▶ **Given problem**:
Report each line of the data that has "Contingents" somewhere in it.

Data entries for graphics
##############################
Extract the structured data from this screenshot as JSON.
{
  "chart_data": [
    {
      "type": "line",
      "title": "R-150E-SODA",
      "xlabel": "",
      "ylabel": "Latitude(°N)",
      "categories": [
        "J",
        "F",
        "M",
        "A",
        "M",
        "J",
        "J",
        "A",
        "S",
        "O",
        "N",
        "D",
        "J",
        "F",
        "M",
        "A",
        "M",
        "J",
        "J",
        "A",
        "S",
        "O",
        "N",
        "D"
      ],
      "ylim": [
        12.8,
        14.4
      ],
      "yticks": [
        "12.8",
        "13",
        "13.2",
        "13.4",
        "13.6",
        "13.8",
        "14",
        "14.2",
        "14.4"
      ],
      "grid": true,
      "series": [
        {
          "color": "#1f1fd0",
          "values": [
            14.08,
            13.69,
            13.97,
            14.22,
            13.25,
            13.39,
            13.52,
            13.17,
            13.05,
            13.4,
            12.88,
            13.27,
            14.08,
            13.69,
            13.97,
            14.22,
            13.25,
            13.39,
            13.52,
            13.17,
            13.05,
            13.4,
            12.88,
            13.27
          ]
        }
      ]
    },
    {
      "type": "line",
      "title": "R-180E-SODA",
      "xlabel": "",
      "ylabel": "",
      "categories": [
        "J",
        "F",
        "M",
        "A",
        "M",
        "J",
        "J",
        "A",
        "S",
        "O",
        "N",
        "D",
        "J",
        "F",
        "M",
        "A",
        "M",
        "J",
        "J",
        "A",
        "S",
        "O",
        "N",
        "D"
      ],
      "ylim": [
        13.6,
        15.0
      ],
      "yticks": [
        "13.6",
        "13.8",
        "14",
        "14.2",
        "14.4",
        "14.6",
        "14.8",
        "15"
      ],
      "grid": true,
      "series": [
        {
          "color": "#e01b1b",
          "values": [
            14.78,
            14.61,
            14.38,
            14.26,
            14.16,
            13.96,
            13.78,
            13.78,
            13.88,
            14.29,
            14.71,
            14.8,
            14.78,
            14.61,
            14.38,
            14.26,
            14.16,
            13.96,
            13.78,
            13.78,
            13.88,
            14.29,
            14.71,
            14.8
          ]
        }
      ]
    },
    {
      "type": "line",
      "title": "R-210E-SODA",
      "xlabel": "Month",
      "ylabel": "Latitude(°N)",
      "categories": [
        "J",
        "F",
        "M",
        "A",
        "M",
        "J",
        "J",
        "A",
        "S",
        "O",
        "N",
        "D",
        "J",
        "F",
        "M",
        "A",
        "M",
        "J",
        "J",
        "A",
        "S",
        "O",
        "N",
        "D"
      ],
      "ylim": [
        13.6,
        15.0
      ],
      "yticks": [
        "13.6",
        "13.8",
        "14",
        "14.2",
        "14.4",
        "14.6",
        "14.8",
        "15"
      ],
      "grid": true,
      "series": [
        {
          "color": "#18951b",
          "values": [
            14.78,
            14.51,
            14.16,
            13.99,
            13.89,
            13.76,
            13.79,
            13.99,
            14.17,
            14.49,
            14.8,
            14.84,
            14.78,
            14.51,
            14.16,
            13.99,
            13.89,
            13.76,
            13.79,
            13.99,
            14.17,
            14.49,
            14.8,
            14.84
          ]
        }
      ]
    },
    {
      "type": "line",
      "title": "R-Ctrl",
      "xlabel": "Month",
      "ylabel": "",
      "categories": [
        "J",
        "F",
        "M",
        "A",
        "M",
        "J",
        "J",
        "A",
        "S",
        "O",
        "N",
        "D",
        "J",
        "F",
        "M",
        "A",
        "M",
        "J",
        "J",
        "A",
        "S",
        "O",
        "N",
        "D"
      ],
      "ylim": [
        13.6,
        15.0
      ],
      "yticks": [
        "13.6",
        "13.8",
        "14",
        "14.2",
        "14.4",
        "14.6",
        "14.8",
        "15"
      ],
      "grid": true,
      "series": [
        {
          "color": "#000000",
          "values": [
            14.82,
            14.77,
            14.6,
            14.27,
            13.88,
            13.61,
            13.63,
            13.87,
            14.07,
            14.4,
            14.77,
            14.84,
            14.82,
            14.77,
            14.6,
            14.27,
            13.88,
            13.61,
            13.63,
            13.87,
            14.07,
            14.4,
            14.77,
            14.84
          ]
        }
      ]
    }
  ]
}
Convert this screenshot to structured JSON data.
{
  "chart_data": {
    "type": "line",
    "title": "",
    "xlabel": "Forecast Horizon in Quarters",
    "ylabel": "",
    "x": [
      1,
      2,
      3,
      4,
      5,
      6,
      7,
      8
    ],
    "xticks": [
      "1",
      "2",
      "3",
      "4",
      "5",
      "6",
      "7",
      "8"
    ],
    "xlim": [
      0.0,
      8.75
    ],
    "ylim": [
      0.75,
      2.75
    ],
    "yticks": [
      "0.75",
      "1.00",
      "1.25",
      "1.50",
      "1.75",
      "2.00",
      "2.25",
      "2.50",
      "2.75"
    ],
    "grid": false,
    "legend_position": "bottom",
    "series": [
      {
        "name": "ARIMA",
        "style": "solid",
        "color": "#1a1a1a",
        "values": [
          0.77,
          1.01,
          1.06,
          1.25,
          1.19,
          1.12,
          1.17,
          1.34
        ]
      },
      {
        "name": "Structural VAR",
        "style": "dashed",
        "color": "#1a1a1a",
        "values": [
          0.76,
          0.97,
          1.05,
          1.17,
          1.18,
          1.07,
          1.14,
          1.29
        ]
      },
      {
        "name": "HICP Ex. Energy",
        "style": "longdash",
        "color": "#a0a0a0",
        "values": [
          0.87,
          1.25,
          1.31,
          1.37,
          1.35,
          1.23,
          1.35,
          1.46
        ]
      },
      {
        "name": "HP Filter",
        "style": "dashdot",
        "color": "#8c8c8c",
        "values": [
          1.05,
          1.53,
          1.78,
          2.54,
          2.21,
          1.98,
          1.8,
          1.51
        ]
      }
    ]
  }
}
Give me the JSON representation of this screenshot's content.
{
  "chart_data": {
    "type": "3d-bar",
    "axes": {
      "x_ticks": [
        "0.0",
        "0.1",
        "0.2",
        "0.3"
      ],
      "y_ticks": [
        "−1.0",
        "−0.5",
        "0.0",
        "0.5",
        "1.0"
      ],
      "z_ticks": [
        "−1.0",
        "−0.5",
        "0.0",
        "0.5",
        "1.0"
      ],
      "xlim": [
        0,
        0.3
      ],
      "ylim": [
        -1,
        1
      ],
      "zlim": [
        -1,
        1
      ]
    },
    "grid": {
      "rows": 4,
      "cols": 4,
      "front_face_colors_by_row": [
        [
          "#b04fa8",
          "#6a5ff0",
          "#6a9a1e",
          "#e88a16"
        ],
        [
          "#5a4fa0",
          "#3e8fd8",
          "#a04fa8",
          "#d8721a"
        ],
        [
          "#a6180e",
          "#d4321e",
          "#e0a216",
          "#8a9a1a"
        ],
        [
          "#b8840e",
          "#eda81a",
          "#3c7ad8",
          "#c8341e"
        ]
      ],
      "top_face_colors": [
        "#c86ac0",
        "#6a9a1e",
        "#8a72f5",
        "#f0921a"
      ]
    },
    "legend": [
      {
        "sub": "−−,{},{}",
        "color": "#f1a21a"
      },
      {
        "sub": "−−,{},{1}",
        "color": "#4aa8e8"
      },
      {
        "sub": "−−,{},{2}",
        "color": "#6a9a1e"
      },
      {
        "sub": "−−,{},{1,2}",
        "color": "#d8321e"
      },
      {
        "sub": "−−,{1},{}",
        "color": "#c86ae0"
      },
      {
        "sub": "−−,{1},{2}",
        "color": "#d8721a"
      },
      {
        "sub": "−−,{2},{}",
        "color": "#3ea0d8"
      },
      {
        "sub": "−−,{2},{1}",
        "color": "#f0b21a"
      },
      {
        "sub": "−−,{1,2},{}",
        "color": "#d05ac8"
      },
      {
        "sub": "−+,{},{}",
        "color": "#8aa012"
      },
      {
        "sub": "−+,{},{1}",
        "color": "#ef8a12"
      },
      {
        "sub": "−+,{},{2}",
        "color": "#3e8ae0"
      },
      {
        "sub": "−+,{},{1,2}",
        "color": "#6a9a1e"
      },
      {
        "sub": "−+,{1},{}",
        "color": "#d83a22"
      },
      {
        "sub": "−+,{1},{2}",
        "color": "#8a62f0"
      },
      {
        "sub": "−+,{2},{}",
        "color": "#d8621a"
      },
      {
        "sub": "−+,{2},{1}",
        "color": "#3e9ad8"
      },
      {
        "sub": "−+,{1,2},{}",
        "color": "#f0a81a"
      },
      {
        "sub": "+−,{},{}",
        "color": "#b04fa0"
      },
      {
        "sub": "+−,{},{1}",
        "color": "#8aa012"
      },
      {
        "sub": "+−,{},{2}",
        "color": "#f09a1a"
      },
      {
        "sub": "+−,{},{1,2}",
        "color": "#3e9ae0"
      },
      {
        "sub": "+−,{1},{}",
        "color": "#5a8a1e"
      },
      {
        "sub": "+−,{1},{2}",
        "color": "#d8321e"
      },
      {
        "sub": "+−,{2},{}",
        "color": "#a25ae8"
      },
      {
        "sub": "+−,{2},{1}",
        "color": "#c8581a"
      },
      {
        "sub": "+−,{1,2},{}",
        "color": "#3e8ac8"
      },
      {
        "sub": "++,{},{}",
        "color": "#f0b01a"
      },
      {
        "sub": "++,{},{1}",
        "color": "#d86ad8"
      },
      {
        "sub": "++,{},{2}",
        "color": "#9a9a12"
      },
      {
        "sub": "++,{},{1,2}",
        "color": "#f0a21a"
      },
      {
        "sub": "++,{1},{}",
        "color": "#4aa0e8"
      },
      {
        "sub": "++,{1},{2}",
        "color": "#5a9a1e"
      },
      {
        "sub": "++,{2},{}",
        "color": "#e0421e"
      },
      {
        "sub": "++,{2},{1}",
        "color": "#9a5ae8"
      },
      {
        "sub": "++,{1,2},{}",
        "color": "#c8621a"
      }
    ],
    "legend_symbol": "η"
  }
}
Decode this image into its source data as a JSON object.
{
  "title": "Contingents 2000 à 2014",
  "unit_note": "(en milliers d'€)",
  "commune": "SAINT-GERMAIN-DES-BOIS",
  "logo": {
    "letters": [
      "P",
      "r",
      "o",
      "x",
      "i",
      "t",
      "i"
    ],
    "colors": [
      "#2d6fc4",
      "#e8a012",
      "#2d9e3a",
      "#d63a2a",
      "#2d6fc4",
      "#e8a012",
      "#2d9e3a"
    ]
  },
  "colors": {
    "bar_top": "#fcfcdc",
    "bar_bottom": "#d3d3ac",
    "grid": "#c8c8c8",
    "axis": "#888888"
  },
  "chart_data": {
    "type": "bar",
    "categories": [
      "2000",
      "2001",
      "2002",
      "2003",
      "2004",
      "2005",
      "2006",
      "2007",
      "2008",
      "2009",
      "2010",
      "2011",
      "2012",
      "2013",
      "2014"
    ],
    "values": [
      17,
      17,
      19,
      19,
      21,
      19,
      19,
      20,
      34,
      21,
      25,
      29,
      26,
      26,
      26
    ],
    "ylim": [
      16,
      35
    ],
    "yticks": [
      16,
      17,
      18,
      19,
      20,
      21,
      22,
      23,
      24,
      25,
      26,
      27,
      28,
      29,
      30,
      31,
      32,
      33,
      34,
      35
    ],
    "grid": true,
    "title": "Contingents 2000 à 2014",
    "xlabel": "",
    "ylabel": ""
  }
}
##############################
▶ **Solution to the exercise**:
  "title": "Contingents 2000 à 2014",
    "title": "Contingents 2000 à 2014",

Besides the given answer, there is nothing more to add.